--- Start ---

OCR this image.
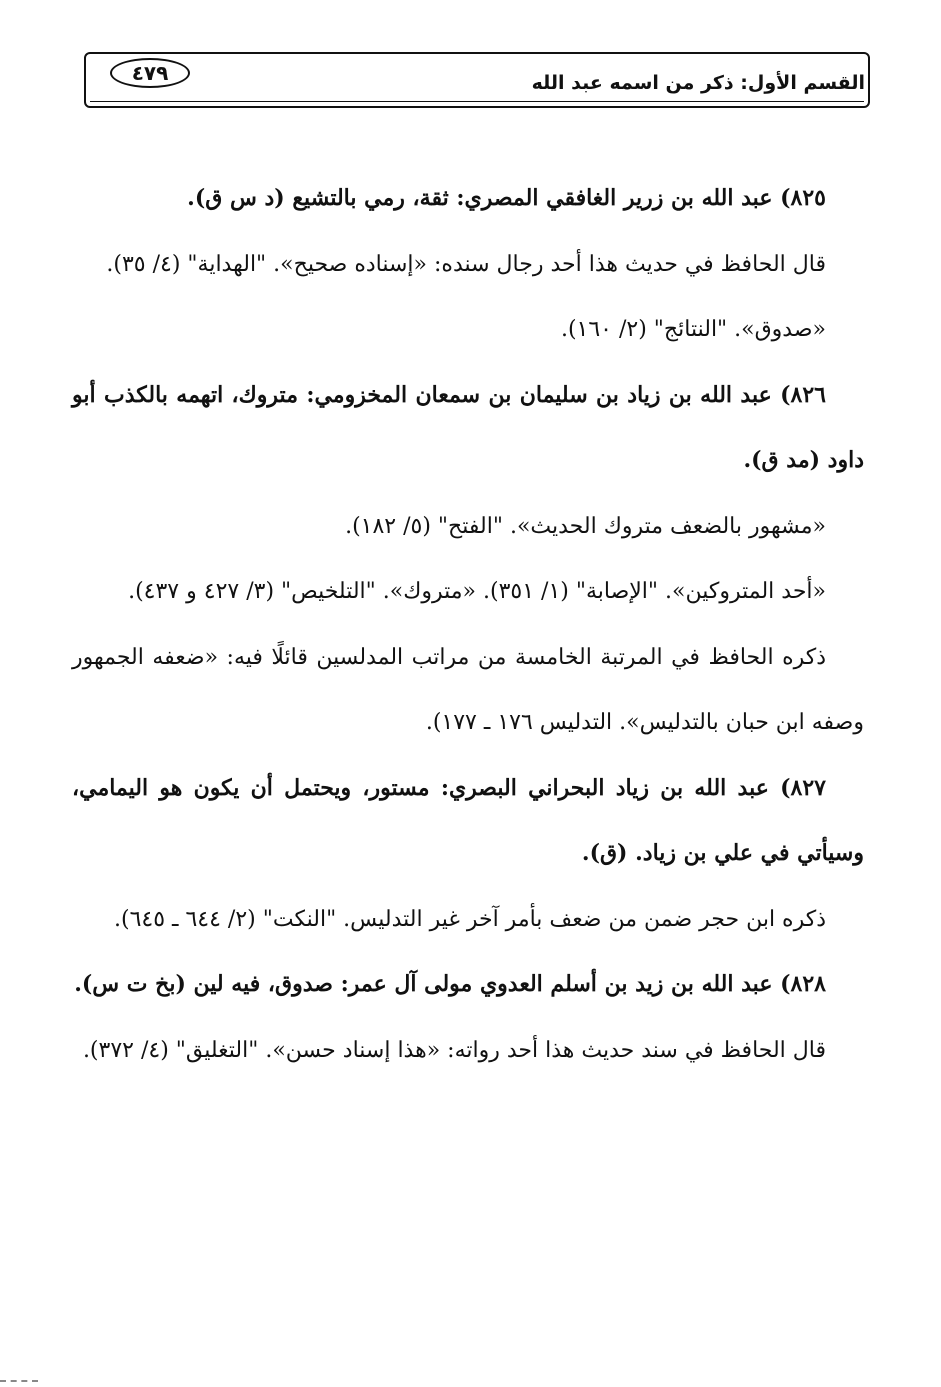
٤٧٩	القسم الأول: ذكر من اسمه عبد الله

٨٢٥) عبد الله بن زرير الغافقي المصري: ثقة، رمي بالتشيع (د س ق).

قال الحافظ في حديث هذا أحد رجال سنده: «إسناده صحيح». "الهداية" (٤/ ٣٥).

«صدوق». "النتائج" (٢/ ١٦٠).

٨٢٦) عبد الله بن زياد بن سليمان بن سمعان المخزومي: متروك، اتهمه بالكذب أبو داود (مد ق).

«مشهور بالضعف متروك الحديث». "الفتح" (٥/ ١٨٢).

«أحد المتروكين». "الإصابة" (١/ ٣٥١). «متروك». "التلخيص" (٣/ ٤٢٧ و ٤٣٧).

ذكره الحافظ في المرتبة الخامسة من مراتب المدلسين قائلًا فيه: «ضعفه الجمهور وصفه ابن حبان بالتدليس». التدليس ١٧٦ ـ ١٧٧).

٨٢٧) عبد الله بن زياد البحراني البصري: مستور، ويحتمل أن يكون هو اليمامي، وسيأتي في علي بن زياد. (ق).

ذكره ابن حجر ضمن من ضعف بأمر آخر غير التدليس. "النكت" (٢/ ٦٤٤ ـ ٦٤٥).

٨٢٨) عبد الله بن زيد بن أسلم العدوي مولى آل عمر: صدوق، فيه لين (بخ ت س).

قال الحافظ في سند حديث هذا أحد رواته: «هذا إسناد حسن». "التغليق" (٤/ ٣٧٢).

--- End ---

GOAL
Which lines of the data above contain "صدوق"? Copy each one.

SOLUTION
«صدوق». "النتائج" (٢/ ١٦٠).
٨٢٨) عبد الله بن زيد بن أسلم العدوي مولى آل عمر: صدوق، فيه لين (بخ ت س).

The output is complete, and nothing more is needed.